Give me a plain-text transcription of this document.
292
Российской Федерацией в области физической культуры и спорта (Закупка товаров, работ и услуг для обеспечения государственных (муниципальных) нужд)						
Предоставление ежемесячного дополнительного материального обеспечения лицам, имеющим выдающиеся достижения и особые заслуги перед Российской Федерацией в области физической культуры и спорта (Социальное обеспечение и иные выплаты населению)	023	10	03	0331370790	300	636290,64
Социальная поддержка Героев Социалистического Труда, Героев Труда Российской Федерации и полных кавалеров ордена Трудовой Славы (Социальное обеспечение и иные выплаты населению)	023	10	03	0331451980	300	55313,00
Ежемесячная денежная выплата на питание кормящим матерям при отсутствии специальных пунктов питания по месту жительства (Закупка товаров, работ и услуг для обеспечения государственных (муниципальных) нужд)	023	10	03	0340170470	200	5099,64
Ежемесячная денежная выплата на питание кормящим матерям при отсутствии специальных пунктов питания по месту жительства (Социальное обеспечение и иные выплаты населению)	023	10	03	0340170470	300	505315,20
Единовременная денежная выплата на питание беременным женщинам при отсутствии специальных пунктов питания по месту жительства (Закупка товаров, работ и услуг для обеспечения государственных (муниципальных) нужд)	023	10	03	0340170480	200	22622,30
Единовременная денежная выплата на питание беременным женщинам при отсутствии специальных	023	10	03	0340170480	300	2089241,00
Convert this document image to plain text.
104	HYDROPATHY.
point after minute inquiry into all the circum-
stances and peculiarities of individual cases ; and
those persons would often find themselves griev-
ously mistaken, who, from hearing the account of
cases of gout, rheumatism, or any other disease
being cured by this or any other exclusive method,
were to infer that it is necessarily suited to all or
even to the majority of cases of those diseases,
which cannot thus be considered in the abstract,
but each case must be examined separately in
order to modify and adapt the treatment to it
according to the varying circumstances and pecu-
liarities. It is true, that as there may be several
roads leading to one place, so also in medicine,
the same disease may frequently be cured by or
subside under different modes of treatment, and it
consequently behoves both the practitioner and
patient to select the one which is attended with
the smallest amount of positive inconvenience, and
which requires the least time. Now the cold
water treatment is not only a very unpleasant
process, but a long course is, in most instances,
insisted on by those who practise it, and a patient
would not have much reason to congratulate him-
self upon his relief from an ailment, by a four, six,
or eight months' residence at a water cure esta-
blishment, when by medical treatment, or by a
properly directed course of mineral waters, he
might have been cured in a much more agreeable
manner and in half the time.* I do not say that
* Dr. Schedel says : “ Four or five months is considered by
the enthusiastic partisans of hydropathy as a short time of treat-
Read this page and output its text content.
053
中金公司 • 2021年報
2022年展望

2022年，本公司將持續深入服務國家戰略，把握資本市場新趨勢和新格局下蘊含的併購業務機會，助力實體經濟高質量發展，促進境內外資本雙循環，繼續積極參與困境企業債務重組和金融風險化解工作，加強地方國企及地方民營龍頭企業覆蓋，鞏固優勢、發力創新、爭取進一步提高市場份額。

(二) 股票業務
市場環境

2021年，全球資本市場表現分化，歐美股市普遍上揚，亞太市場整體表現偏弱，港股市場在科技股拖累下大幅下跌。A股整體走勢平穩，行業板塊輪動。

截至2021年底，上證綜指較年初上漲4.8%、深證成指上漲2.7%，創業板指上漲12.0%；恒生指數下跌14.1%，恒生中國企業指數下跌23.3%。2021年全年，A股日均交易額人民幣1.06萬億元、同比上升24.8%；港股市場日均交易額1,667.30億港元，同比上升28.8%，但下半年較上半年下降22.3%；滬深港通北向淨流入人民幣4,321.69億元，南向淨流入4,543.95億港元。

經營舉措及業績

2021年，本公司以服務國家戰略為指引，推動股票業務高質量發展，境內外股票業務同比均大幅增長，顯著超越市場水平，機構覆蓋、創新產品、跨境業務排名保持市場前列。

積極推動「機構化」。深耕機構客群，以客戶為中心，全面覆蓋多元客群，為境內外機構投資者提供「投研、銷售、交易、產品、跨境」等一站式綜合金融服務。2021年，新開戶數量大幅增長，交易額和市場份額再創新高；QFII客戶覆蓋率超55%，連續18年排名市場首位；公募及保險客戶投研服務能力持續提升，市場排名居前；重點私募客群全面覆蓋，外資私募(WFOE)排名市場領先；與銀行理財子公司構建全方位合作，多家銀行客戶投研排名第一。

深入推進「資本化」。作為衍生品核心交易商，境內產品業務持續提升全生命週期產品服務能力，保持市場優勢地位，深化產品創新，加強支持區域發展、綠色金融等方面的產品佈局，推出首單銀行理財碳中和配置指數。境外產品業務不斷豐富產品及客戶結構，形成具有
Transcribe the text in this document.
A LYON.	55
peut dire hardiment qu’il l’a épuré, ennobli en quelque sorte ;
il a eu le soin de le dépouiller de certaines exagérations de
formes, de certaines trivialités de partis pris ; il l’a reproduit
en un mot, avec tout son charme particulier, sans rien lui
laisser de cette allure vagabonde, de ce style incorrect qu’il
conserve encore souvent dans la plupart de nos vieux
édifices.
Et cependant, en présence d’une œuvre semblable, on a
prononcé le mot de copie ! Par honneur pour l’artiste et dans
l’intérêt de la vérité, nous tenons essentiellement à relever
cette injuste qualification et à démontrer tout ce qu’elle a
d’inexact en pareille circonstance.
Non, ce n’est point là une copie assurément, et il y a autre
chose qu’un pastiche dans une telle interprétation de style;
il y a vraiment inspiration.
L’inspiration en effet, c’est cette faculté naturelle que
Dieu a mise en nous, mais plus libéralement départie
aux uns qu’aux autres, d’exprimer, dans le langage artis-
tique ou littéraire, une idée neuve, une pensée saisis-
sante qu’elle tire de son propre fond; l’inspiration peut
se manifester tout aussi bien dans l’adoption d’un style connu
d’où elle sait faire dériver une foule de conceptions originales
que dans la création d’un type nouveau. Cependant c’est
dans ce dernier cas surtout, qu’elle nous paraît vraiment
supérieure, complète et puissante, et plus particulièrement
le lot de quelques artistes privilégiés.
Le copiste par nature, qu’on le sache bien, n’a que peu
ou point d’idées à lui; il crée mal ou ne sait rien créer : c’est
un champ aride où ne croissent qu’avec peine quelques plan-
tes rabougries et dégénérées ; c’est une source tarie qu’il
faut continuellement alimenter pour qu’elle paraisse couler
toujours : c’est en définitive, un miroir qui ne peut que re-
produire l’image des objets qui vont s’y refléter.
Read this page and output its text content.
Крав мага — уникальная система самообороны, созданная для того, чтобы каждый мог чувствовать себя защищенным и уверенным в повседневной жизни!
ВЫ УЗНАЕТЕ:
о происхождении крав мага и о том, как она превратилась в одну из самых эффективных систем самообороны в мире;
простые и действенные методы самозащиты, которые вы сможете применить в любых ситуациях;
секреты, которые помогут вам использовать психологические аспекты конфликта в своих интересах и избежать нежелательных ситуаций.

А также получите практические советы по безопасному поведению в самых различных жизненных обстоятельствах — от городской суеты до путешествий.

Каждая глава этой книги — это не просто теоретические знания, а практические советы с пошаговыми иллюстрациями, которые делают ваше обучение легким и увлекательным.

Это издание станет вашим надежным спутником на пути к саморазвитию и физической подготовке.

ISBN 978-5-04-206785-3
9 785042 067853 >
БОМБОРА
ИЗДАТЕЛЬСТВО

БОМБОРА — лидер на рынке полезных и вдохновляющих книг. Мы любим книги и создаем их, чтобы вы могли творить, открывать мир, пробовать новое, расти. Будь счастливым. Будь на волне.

* [STATED PROBLEM] Take the listing above and set it down exactly.

* [SOLUTION BELOW]
Give me a plain-text transcription of this document.
292
Российской Федерацией в области физической культуры и спорта (Закупка товаров, работ и услуг для обеспечения государственных (муниципальных) нужд)						
Предоставление ежемесячного дополнительного материального обеспечения лицам, имеющим выдающиеся достижения и особые заслуги перед Российской Федерацией в области физической культуры и спорта (Социальное обеспечение и иные выплаты населению)	023	10	03	0331370790	300	636290,64
Социальная поддержка Героев Социалистического Труда, Героев Труда Российской Федерации и полных кавалеров ордена Трудовой Славы (Социальное обеспечение и иные выплаты населению)	023	10	03	0331451980	300	55313,00
Ежемесячная денежная выплата на питание кормящим матерям при отсутствии специальных пунктов питания по месту жительства (Закупка товаров, работ и услуг для обеспечения государственных (муниципальных) нужд)	023	10	03	0340170470	200	5099,64
Ежемесячная денежная выплата на питание кормящим матерям при отсутствии специальных пунктов питания по месту жительства (Социальное обеспечение и иные выплаты населению)	023	10	03	0340170470	300	505315,20
Единовременная денежная выплата на питание беременным женщинам при отсутствии специальных пунктов питания по месту жительства (Закупка товаров, работ и услуг для обеспечения государственных (муниципальных) нужд)	023	10	03	0340170480	200	22622,30
Единовременная денежная выплата на питание беременным женщинам при отсутствии специальных	023	10	03	0340170480	300	2089241,00
Convert this document image to plain text.
104	HYDROPATHY.
point after minute inquiry into all the circum-
stances and peculiarities of individual cases ; and
those persons would often find themselves griev-
ously mistaken, who, from hearing the account of
cases of gout, rheumatism, or any other disease
being cured by this or any other exclusive method,
were to infer that it is necessarily suited to all or
even to the majority of cases of those diseases,
which cannot thus be considered in the abstract,
but each case must be examined separately in
order to modify and adapt the treatment to it
according to the varying circumstances and pecu-
liarities. It is true, that as there may be several
roads leading to one place, so also in medicine,
the same disease may frequently be cured by or
subside under different modes of treatment, and it
consequently behoves both the practitioner and
patient to select the one which is attended with
the smallest amount of positive inconvenience, and
which requires the least time. Now the cold
water treatment is not only a very unpleasant
process, but a long course is, in most instances,
insisted on by those who practise it, and a patient
would not have much reason to congratulate him-
self upon his relief from an ailment, by a four, six,
or eight months' residence at a water cure esta-
blishment, when by medical treatment, or by a
properly directed course of mineral waters, he
might have been cured in a much more agreeable
manner and in half the time.* I do not say that
* Dr. Schedel says : “ Four or five months is considered by
the enthusiastic partisans of hydropathy as a short time of treat-
Read this page and output its text content.
053
中金公司 • 2021年報
2022年展望

2022年，本公司將持續深入服務國家戰略，把握資本市場新趨勢和新格局下蘊含的併購業務機會，助力實體經濟高質量發展，促進境內外資本雙循環，繼續積極參與困境企業債務重組和金融風險化解工作，加強地方國企及地方民營龍頭企業覆蓋，鞏固優勢、發力創新、爭取進一步提高市場份額。

(二) 股票業務
市場環境

2021年，全球資本市場表現分化，歐美股市普遍上揚，亞太市場整體表現偏弱，港股市場在科技股拖累下大幅下跌。A股整體走勢平穩，行業板塊輪動。

截至2021年底，上證綜指較年初上漲4.8%、深證成指上漲2.7%，創業板指上漲12.0%；恒生指數下跌14.1%，恒生中國企業指數下跌23.3%。2021年全年，A股日均交易額人民幣1.06萬億元、同比上升24.8%；港股市場日均交易額1,667.30億港元，同比上升28.8%，但下半年較上半年下降22.3%；滬深港通北向淨流入人民幣4,321.69億元，南向淨流入4,543.95億港元。

經營舉措及業績

2021年，本公司以服務國家戰略為指引，推動股票業務高質量發展，境內外股票業務同比均大幅增長，顯著超越市場水平，機構覆蓋、創新產品、跨境業務排名保持市場前列。

積極推動「機構化」。深耕機構客群，以客戶為中心，全面覆蓋多元客群，為境內外機構投資者提供「投研、銷售、交易、產品、跨境」等一站式綜合金融服務。2021年，新開戶數量大幅增長，交易額和市場份額再創新高；QFII客戶覆蓋率超55%，連續18年排名市場首位；公募及保險客戶投研服務能力持續提升，市場排名居前；重點私募客群全面覆蓋，外資私募(WFOE)排名市場領先；與銀行理財子公司構建全方位合作，多家銀行客戶投研排名第一。

深入推進「資本化」。作為衍生品核心交易商，境內產品業務持續提升全生命週期產品服務能力，保持市場優勢地位，深化產品創新，加強支持區域發展、綠色金融等方面的產品佈局，推出首單銀行理財碳中和配置指數。境外產品業務不斷豐富產品及客戶結構，形成具有
Transcribe the text in this document.
A LYON.	55
peut dire hardiment qu’il l’a épuré, ennobli en quelque sorte ;
il a eu le soin de le dépouiller de certaines exagérations de
formes, de certaines trivialités de partis pris ; il l’a reproduit
en un mot, avec tout son charme particulier, sans rien lui
laisser de cette allure vagabonde, de ce style incorrect qu’il
conserve encore souvent dans la plupart de nos vieux
édifices.
Et cependant, en présence d’une œuvre semblable, on a
prononcé le mot de copie ! Par honneur pour l’artiste et dans
l’intérêt de la vérité, nous tenons essentiellement à relever
cette injuste qualification et à démontrer tout ce qu’elle a
d’inexact en pareille circonstance.
Non, ce n’est point là une copie assurément, et il y a autre
chose qu’un pastiche dans une telle interprétation de style;
il y a vraiment inspiration.
L’inspiration en effet, c’est cette faculté naturelle que
Dieu a mise en nous, mais plus libéralement départie
aux uns qu’aux autres, d’exprimer, dans le langage artis-
tique ou littéraire, une idée neuve, une pensée saisis-
sante qu’elle tire de son propre fond; l’inspiration peut
se manifester tout aussi bien dans l’adoption d’un style connu
d’où elle sait faire dériver une foule de conceptions originales
que dans la création d’un type nouveau. Cependant c’est
dans ce dernier cas surtout, qu’elle nous paraît vraiment
supérieure, complète et puissante, et plus particulièrement
le lot de quelques artistes privilégiés.
Le copiste par nature, qu’on le sache bien, n’a que peu
ou point d’idées à lui; il crée mal ou ne sait rien créer : c’est
un champ aride où ne croissent qu’avec peine quelques plan-
tes rabougries et dégénérées ; c’est une source tarie qu’il
faut continuellement alimenter pour qu’elle paraisse couler
toujours : c’est en définitive, un miroir qui ne peut que re-
produire l’image des objets qui vont s’y refléter.
Read this page and output its text content.
Крав мага — уникальная система самообороны, созданная для того, чтобы каждый мог чувствовать себя защищенным и уверенным в повседневной жизни!
ВЫ УЗНАЕТЕ:
о происхождении крав мага и о том, как она превратилась в одну из самых эффективных систем самообороны в мире;
простые и действенные методы самозащиты, которые вы сможете применить в любых ситуациях;
секреты, которые помогут вам использовать психологические аспекты конфликта в своих интересах и избежать нежелательных ситуаций.

А также получите практические советы по безопасному поведению в самых различных жизненных обстоятельствах — от городской суеты до путешествий.

Каждая глава этой книги — это не просто теоретические знания, а практические советы с пошаговыми иллюстрациями, которые делают ваше обучение легким и увлекательным.

Это издание станет вашим надежным спутником на пути к саморазвитию и физической подготовке.

ISBN 978-5-04-206785-3
9 785042 067853 >
БОМБОРА
ИЗДАТЕЛЬСТВО

БОМБОРА — лидер на рынке полезных и вдохновляющих книг. Мы любим книги и создаем их, чтобы вы могли творить, открывать мир, пробовать новое, расти. Будь счастливым. Будь на волне.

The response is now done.